▶ _PROBLEM STATEMENT_: Output the lines of the listing below exactly as they appear, leaving out the pictures.

[Extracted data entries]

○ ○ ○ ○ ○

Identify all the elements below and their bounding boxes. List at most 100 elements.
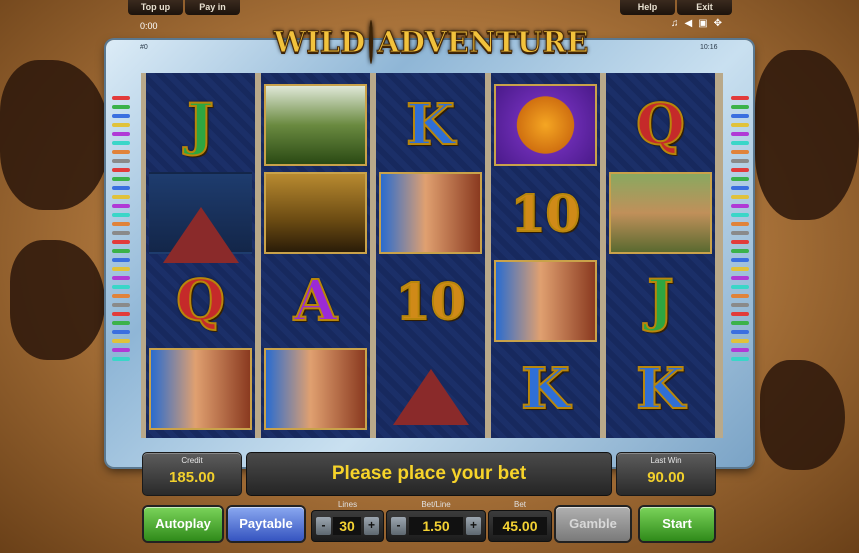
payline-marker (112, 150, 130, 154)
payline-marker (112, 222, 130, 226)
window-icon[interactable]: ▣ (698, 18, 713, 29)
payline-marker (731, 105, 749, 109)
clock-right: 10:16 (700, 44, 718, 51)
reel-2: A (261, 73, 370, 438)
payline-marker (112, 357, 130, 361)
payline-marker (112, 123, 130, 127)
payline-marker (731, 195, 749, 199)
payline-marker (112, 294, 130, 298)
status-message: Please place your bet (246, 452, 612, 496)
reel-symbol: K (520, 355, 571, 423)
compass-symbol (491, 81, 600, 169)
heroine-symbol (376, 169, 485, 257)
payline-markers-left (112, 96, 130, 414)
credit-value: 185.00 (169, 469, 215, 486)
payline-marker (731, 339, 749, 343)
payline-marker (731, 204, 749, 208)
reel-symbol: 10 (510, 183, 582, 244)
payline-marker (731, 177, 749, 181)
map-continent-right-low (760, 360, 845, 470)
reel-symbol: K (405, 91, 456, 159)
payline-marker (112, 249, 130, 253)
payline-marker (731, 267, 749, 271)
payline-marker (112, 186, 130, 190)
logo-word-adventure: ADVENTURE (377, 25, 589, 60)
payline-marker (731, 276, 749, 280)
payline-marker (112, 177, 130, 181)
payline-marker (731, 303, 749, 307)
payline-marker (731, 132, 749, 136)
payline-marker (112, 267, 130, 271)
logo-word-wild: WILD (273, 25, 366, 60)
topup-button[interactable]: Top up (128, 0, 183, 15)
reel-symbol: 10 (395, 271, 467, 332)
payline-marker (112, 231, 130, 235)
betline-label: Bet/Line (421, 500, 451, 509)
payline-marker (731, 96, 749, 100)
payline-marker (112, 195, 130, 199)
payline-marker (112, 348, 130, 352)
heroine-symbol (261, 345, 370, 433)
payline-marker (731, 330, 749, 334)
credit-label: Credit (181, 456, 203, 465)
heroine-symbol (491, 257, 600, 345)
help-button[interactable]: Help (620, 0, 675, 15)
bet-value: 45.00 (493, 517, 547, 535)
payline-marker (731, 150, 749, 154)
heroine-symbol (146, 345, 255, 433)
music-icon[interactable]: ♫ (671, 18, 685, 29)
payline-marker (731, 213, 749, 217)
payline-marker (112, 285, 130, 289)
betline-value: 1.50 (409, 517, 463, 535)
payline-marker (112, 141, 130, 145)
sound-icon[interactable]: ◀ (685, 18, 699, 29)
round-counter: #0 (140, 44, 148, 51)
betline-minus-button[interactable]: - (391, 517, 406, 535)
payline-marker (731, 249, 749, 253)
payline-marker (731, 240, 749, 244)
autoplay-button[interactable]: Autoplay (144, 507, 222, 541)
lines-plus-button[interactable]: + (364, 517, 379, 535)
exit-button[interactable]: Exit (677, 0, 732, 15)
reel-symbol: J (646, 267, 674, 335)
payline-marker (731, 321, 749, 325)
reel-area: J Q A K 10 10 K Q J K (141, 73, 723, 438)
payline-marker (112, 114, 130, 118)
bet-label: Bet (513, 500, 526, 509)
payline-marker (112, 276, 130, 280)
credit-panel: Credit 185.00 (142, 452, 242, 496)
fullscreen-icon[interactable]: ✥ (714, 18, 728, 29)
payline-markers-right (731, 96, 749, 414)
lastwin-value: 90.00 (647, 469, 685, 486)
explorer-symbol (606, 169, 715, 257)
payline-marker (112, 339, 130, 343)
map-continent-left (0, 60, 110, 210)
paytable-button[interactable]: Paytable (228, 507, 304, 541)
payline-marker (731, 231, 749, 235)
payline-marker (731, 222, 749, 226)
payline-marker (112, 240, 130, 244)
system-icons: ♫◀▣✥ (671, 18, 728, 29)
payline-marker (112, 330, 130, 334)
reel-symbol: Q (635, 91, 686, 159)
bet-box: Bet 45.00 (488, 500, 552, 542)
payline-marker (112, 168, 130, 172)
payline-marker (731, 357, 749, 361)
payline-marker (731, 141, 749, 145)
reel-symbol: A (293, 267, 338, 335)
reel-symbol: Q (175, 267, 226, 335)
payline-marker (112, 312, 130, 316)
payline-marker (112, 213, 130, 217)
payin-button[interactable]: Pay in (185, 0, 240, 15)
jeep-symbol (261, 169, 370, 257)
gamble-button[interactable]: Gamble (556, 507, 630, 541)
reel-1: J Q (146, 73, 255, 438)
payline-marker (731, 258, 749, 262)
reel-symbol: K (635, 355, 686, 423)
betline-plus-button[interactable]: + (466, 517, 481, 535)
lines-minus-button[interactable]: - (316, 517, 331, 535)
payline-marker (731, 114, 749, 118)
payline-marker (112, 321, 130, 325)
start-button[interactable]: Start (640, 507, 714, 541)
lastwin-panel: Last Win 90.00 (616, 452, 716, 496)
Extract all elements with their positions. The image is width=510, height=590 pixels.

○ ○ ○ ○ ○

▶ _EXERCISE ANSWER_:
Identify all the elements below and their bounding boxes. List at most 100 elements.
payline-marker (112, 150, 130, 154)
payline-marker (112, 222, 130, 226)
window-icon[interactable]: ▣ (698, 18, 713, 29)
payline-marker (731, 105, 749, 109)
clock-right: 10:16 (700, 44, 718, 51)
reel-2: A (261, 73, 370, 438)
payline-marker (112, 357, 130, 361)
payline-marker (112, 123, 130, 127)
payline-marker (731, 195, 749, 199)
payline-marker (112, 294, 130, 298)
status-message: Please place your bet (246, 452, 612, 496)
reel-symbol: K (520, 355, 571, 423)
compass-symbol (491, 81, 600, 169)
heroine-symbol (376, 169, 485, 257)
payline-markers-left (112, 96, 130, 414)
credit-value: 185.00 (169, 469, 215, 486)
payline-marker (731, 339, 749, 343)
payline-marker (731, 204, 749, 208)
reel-symbol: 10 (510, 183, 582, 244)
payline-marker (731, 177, 749, 181)
map-continent-right-low (760, 360, 845, 470)
reel-symbol: K (405, 91, 456, 159)
payline-marker (112, 249, 130, 253)
payline-marker (731, 267, 749, 271)
payline-marker (112, 186, 130, 190)
logo-word-adventure: ADVENTURE (377, 25, 589, 60)
payline-marker (731, 276, 749, 280)
payline-marker (112, 177, 130, 181)
payline-marker (731, 303, 749, 307)
payline-marker (731, 132, 749, 136)
payline-marker (112, 267, 130, 271)
logo-word-wild: WILD (273, 25, 366, 60)
topup-button[interactable]: Top up (128, 0, 183, 15)
reel-symbol: 10 (395, 271, 467, 332)
payline-marker (112, 231, 130, 235)
betline-label: Bet/Line (421, 500, 451, 509)
payline-marker (731, 96, 749, 100)
payline-marker (112, 195, 130, 199)
payline-marker (112, 348, 130, 352)
heroine-symbol (261, 345, 370, 433)
payline-marker (731, 330, 749, 334)
credit-label: Credit (181, 456, 203, 465)
heroine-symbol (491, 257, 600, 345)
help-button[interactable]: Help (620, 0, 675, 15)
bet-value: 45.00 (493, 517, 547, 535)
payline-marker (731, 150, 749, 154)
heroine-symbol (146, 345, 255, 433)
music-icon[interactable]: ♫ (671, 18, 685, 29)
payline-marker (731, 213, 749, 217)
payline-marker (112, 285, 130, 289)
betline-value: 1.50 (409, 517, 463, 535)
payline-marker (112, 141, 130, 145)
sound-icon[interactable]: ◀ (685, 18, 699, 29)
round-counter: #0 (140, 44, 148, 51)
betline-minus-button[interactable]: - (391, 517, 406, 535)
payline-marker (731, 249, 749, 253)
payline-marker (731, 240, 749, 244)
autoplay-button[interactable]: Autoplay (144, 507, 222, 541)
lines-plus-button[interactable]: + (364, 517, 379, 535)
exit-button[interactable]: Exit (677, 0, 732, 15)
reel-symbol: J (646, 267, 674, 335)
payline-marker (731, 321, 749, 325)
reel-area: J Q A K 10 10 K Q J K (141, 73, 723, 438)
payline-marker (112, 114, 130, 118)
bet-label: Bet (513, 500, 526, 509)
payline-marker (112, 276, 130, 280)
credit-panel: Credit 185.00 (142, 452, 242, 496)
fullscreen-icon[interactable]: ✥ (714, 18, 728, 29)
payline-markers-right (731, 96, 749, 414)
lastwin-value: 90.00 (647, 469, 685, 486)
explorer-symbol (606, 169, 715, 257)
payline-marker (112, 339, 130, 343)
map-continent-left (0, 60, 110, 210)
paytable-button[interactable]: Paytable (228, 507, 304, 541)
payline-marker (731, 231, 749, 235)
payline-marker (731, 222, 749, 226)
payline-marker (112, 240, 130, 244)
system-icons: ♫◀▣✥ (671, 18, 728, 29)
payline-marker (112, 330, 130, 334)
reel-symbol: Q (635, 91, 686, 159)
bet-box: Bet 45.00 (488, 500, 552, 542)
payline-marker (112, 168, 130, 172)
payline-marker (731, 357, 749, 361)
payline-marker (731, 141, 749, 145)
reel-symbol: A (293, 267, 338, 335)
reel-symbol: Q (175, 267, 226, 335)
payline-marker (112, 312, 130, 316)
payline-marker (112, 213, 130, 217)
payin-button[interactable]: Pay in (185, 0, 240, 15)
jeep-symbol (261, 169, 370, 257)
gamble-button[interactable]: Gamble (556, 507, 630, 541)
reel-1: J Q (146, 73, 255, 438)
payline-marker (731, 258, 749, 262)
reel-symbol: K (635, 355, 686, 423)
betline-plus-button[interactable]: + (466, 517, 481, 535)
lines-minus-button[interactable]: - (316, 517, 331, 535)
payline-marker (731, 114, 749, 118)
payline-marker (112, 321, 130, 325)
start-button[interactable]: Start (640, 507, 714, 541)
lastwin-panel: Last Win 90.00 (616, 452, 716, 496)
Extract all elements with their positions. The image is width=510, height=590 pixels.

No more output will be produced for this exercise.